Collected data
________________________________________
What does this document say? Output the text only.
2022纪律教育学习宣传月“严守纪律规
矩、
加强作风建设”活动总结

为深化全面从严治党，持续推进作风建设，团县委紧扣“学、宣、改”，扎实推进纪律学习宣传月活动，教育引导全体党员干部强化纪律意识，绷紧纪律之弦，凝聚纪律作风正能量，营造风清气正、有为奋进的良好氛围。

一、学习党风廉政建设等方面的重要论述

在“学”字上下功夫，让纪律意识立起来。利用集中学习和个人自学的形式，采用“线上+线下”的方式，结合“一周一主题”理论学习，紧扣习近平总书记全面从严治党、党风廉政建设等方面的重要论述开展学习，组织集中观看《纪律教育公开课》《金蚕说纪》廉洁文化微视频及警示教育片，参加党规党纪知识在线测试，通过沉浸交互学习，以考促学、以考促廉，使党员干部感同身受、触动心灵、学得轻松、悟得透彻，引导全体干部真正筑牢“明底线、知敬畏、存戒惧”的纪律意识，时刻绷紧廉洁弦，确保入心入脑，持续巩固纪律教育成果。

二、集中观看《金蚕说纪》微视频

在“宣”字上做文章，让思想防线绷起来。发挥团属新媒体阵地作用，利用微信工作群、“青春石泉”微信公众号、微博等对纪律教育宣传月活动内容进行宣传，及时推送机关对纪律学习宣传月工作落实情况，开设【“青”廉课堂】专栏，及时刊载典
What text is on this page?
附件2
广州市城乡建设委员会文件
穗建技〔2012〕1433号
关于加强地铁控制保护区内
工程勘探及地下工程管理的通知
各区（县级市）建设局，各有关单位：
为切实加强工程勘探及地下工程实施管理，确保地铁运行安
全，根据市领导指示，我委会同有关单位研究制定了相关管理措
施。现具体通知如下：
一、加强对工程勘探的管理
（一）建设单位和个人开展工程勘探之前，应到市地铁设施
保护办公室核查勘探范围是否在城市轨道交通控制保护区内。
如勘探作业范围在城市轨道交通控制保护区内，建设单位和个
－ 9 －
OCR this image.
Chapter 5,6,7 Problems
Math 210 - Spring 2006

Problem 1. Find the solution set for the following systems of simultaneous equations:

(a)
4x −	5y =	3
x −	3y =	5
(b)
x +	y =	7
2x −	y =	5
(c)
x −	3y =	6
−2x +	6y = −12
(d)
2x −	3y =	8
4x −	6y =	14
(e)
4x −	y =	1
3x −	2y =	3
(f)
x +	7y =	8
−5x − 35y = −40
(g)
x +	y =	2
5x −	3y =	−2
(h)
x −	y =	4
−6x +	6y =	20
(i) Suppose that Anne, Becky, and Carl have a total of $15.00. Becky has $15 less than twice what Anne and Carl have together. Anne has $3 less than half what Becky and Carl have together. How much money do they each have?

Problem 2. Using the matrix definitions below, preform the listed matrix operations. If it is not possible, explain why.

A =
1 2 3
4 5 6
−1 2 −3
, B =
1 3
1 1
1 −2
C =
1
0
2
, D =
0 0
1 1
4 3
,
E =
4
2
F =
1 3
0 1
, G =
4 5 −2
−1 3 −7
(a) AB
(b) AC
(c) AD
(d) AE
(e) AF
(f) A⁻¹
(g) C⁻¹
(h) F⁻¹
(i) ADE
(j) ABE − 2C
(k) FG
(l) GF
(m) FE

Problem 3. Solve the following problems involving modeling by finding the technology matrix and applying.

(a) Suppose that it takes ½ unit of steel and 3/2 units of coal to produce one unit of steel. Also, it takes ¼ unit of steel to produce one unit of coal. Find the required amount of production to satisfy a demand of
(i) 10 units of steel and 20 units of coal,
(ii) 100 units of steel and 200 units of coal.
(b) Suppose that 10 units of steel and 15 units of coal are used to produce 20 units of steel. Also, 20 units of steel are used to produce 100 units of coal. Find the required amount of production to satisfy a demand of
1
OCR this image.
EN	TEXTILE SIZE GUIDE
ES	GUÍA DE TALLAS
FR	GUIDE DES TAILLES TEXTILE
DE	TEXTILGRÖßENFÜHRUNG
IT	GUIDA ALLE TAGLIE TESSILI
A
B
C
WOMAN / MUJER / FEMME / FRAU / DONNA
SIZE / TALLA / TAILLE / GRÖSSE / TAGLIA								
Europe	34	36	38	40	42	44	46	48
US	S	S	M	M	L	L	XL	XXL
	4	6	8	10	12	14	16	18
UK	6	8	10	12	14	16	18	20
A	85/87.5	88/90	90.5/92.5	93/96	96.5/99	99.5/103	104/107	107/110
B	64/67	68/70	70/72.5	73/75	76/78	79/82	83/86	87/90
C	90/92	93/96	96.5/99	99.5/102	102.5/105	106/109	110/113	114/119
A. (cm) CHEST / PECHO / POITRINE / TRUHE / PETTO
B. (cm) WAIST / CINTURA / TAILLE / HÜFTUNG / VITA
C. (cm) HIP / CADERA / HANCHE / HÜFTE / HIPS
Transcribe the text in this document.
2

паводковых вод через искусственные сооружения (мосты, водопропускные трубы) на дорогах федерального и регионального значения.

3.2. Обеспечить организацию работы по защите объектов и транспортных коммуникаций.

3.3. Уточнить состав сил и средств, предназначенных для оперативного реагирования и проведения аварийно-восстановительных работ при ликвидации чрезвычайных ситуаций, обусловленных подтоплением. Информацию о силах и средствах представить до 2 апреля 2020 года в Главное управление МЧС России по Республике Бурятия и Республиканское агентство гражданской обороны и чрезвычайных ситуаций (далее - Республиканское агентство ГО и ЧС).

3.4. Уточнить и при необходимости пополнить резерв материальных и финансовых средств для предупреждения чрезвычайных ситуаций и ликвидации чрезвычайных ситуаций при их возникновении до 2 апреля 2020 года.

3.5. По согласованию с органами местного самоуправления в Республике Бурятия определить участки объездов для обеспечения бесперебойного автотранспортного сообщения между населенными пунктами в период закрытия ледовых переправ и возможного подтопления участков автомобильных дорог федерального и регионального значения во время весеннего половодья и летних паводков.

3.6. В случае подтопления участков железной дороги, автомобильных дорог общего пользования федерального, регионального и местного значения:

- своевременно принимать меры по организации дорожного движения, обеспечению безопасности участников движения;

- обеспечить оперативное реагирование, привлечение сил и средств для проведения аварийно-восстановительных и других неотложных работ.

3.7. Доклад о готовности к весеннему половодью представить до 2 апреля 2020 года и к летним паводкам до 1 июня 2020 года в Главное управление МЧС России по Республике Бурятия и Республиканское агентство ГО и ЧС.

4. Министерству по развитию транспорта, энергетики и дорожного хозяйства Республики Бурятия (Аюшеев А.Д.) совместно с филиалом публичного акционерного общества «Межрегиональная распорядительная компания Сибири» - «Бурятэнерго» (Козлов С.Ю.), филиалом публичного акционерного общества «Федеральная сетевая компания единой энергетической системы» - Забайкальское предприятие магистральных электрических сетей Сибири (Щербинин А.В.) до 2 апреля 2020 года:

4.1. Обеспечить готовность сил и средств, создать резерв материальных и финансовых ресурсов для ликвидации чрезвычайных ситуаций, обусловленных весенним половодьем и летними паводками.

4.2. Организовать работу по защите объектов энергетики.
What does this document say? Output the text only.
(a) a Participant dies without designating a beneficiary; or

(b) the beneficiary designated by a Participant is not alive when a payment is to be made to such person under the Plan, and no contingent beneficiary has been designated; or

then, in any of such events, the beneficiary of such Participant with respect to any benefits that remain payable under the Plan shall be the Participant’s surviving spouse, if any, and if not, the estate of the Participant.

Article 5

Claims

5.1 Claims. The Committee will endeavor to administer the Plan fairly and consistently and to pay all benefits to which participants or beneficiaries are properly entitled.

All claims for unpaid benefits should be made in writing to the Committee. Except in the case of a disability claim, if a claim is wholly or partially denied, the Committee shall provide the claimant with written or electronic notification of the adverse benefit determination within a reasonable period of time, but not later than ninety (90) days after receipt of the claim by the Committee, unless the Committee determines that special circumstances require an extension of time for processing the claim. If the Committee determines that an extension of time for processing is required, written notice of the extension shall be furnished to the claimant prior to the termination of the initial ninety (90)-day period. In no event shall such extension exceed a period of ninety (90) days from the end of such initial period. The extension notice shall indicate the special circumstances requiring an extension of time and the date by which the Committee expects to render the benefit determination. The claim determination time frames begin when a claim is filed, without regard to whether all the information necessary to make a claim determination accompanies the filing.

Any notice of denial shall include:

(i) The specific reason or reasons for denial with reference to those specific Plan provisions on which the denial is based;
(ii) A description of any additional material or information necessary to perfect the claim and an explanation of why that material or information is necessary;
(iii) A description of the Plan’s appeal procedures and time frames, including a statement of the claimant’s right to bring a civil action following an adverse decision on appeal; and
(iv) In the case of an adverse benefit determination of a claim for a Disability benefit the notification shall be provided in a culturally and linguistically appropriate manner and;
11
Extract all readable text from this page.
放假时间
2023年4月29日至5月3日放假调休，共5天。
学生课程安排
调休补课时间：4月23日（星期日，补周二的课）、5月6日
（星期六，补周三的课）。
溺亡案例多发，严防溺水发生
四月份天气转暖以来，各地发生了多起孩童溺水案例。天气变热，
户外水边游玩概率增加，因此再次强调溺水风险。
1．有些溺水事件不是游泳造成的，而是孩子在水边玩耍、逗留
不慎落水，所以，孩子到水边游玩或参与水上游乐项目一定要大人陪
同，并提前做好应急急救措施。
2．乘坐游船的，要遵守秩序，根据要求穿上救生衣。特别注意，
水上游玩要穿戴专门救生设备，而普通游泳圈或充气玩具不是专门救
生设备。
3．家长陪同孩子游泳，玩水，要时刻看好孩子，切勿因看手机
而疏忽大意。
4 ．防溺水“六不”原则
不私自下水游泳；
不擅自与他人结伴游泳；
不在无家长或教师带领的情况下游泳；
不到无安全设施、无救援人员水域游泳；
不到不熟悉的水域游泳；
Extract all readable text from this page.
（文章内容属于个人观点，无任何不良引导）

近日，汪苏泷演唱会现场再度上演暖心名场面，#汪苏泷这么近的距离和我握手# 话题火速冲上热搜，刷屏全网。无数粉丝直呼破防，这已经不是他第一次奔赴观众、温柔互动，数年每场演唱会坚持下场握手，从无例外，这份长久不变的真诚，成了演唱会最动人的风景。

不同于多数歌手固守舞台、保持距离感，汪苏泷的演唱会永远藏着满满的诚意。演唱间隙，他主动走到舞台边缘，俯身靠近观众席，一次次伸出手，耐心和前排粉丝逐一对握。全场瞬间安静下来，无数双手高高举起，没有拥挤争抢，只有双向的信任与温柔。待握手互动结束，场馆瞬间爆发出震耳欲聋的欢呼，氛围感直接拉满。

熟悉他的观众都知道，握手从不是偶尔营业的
________________________________________
Exercise details
Where a line above contains the word "резерв", copy that line.

Reply to the task
3.4. Уточнить и при необходимости пополнить резерв материальных и финансовых средств для предупреждения чрезвычайных ситуаций и ликвидации чрезвычайных ситуаций при их возникновении до 2 апреля 2020 года.
4.1. Обеспечить готовность сил и средств, создать резерв материальных и финансовых ресурсов для ликвидации чрезвычайных ситуаций, обусловленных весенним половодьем и летними паводками.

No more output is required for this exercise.